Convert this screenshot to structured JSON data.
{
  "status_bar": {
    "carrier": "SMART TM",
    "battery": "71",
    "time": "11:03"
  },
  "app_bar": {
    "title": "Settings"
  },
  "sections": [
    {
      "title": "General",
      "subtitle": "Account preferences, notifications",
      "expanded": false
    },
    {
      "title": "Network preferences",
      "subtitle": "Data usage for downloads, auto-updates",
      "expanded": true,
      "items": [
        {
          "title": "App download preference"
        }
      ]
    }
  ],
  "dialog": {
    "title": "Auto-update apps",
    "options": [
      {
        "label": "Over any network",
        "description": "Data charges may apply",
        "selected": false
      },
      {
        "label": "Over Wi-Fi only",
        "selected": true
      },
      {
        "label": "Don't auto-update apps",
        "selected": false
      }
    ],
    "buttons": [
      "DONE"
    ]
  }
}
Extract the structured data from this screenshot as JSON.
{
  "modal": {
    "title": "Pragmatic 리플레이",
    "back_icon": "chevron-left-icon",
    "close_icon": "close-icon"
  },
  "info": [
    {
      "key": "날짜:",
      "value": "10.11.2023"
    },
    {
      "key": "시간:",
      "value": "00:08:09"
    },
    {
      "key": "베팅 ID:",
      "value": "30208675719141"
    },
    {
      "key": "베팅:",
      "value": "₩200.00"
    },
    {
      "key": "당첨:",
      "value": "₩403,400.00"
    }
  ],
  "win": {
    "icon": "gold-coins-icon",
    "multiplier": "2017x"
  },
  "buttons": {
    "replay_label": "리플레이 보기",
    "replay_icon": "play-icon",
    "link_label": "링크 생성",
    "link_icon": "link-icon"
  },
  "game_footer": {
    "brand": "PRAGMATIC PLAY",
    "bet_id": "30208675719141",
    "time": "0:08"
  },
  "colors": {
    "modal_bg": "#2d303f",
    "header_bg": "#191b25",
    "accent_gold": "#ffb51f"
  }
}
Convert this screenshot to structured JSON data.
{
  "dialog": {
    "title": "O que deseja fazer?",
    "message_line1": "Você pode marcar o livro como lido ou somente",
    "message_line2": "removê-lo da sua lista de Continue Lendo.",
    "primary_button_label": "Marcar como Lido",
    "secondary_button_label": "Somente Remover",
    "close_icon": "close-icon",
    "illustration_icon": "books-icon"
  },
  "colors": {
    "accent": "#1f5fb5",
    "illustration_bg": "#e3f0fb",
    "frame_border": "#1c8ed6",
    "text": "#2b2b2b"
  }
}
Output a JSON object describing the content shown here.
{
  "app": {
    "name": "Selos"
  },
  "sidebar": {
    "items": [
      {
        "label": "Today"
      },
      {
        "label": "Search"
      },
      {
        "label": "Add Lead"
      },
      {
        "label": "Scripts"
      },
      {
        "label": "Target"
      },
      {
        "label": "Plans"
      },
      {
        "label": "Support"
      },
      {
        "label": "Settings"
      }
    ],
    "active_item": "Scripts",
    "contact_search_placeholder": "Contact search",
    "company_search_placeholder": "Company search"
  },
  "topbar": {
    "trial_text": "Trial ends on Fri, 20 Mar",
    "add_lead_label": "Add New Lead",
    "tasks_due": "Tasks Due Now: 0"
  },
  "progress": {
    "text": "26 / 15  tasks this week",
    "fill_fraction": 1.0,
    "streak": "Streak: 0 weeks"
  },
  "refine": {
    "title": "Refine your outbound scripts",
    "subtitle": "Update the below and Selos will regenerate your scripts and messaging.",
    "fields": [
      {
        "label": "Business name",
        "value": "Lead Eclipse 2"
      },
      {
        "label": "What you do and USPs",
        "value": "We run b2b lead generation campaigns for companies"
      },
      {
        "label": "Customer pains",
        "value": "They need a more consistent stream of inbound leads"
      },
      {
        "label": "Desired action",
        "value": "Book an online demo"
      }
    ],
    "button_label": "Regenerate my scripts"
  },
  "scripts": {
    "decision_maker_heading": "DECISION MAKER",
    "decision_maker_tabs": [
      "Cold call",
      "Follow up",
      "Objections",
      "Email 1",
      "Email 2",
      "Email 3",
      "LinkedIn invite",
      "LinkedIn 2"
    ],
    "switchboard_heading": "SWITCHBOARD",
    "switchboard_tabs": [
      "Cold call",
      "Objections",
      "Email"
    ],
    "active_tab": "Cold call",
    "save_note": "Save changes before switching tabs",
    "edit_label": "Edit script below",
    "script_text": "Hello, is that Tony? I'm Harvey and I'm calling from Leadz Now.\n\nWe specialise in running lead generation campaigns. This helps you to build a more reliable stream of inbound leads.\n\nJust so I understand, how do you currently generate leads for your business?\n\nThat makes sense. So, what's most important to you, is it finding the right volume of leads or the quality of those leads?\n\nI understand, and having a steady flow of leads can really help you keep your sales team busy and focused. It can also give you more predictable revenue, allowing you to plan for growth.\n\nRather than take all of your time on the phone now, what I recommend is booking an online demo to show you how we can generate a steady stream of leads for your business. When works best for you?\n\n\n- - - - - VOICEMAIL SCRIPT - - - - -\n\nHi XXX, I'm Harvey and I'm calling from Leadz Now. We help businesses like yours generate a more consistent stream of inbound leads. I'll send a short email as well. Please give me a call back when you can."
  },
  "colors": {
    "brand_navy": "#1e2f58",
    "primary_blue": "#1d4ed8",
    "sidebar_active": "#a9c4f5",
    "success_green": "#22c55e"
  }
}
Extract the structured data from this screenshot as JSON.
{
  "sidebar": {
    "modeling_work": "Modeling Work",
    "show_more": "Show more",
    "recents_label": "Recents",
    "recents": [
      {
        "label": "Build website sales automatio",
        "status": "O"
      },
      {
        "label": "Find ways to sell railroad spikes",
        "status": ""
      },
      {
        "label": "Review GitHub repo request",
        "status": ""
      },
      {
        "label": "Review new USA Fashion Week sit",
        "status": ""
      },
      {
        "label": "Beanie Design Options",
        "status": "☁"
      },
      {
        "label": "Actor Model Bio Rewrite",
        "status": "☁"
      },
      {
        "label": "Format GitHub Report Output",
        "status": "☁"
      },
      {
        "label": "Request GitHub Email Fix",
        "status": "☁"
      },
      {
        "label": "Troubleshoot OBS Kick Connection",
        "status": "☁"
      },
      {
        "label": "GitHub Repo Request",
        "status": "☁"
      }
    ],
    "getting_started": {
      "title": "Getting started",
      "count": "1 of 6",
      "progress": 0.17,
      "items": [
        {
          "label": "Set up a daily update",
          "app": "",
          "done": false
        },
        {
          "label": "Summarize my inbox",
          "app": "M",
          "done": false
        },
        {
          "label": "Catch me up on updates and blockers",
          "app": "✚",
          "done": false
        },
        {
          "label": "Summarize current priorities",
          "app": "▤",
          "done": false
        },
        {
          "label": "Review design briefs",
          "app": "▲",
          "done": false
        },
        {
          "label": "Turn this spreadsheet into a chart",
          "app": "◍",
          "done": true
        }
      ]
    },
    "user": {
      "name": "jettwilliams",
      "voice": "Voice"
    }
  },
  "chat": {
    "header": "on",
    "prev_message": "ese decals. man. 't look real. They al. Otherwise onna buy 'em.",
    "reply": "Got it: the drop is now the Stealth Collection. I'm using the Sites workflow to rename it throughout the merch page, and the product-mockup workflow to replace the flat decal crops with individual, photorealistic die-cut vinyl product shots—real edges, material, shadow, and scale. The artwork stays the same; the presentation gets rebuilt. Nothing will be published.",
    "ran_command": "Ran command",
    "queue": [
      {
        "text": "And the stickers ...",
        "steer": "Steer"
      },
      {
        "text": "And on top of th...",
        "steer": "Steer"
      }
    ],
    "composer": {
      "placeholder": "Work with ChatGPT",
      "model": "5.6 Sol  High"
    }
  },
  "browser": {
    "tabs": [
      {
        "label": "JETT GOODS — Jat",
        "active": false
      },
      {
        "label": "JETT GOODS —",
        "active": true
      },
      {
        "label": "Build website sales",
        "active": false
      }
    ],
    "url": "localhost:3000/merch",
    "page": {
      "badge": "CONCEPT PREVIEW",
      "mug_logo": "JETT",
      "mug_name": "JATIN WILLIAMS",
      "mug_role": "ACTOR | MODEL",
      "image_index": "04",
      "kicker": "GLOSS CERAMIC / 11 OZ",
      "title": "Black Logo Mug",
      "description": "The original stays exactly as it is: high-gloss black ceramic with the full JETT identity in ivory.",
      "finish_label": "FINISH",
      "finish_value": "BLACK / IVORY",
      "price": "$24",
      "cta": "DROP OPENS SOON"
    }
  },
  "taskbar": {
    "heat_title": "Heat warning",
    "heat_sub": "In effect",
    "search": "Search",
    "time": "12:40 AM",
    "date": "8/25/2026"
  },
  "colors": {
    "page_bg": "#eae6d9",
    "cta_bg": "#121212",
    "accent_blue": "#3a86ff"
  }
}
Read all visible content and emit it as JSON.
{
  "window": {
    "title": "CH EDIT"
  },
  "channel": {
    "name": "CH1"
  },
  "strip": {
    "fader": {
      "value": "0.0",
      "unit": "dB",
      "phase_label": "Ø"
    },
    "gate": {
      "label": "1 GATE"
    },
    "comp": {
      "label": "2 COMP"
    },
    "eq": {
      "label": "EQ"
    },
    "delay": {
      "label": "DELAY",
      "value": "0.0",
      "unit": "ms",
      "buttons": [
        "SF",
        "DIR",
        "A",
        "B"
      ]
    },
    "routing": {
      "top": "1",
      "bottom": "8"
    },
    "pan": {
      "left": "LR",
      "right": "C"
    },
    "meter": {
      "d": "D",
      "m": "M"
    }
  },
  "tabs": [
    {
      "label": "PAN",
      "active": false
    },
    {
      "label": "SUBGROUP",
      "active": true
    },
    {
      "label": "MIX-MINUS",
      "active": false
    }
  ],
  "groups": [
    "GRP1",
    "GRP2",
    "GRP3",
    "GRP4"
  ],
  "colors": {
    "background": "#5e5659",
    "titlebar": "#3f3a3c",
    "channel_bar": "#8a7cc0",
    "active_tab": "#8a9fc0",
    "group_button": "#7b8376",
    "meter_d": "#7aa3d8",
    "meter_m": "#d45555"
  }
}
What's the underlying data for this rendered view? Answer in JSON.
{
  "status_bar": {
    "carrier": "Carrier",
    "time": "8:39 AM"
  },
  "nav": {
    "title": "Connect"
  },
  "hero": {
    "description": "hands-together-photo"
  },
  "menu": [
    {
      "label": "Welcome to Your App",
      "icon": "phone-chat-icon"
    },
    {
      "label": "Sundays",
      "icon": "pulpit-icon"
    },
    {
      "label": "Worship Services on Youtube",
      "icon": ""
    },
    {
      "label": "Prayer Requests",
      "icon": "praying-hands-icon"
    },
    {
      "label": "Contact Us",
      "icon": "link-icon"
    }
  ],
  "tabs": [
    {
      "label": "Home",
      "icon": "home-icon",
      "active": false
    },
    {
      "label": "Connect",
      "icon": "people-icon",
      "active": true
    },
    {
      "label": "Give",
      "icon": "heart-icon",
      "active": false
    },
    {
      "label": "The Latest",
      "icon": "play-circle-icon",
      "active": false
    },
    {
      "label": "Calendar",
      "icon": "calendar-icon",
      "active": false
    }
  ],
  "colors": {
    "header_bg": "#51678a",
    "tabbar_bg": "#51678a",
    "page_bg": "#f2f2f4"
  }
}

_WRITTEN PROBLEM_: Where a line above holds the string "true", show that line.

_REPLY TO THE TASK_:
      "expanded": true,
        "selected": true
          "done": true
        "active": true
      "active": true
      "active": true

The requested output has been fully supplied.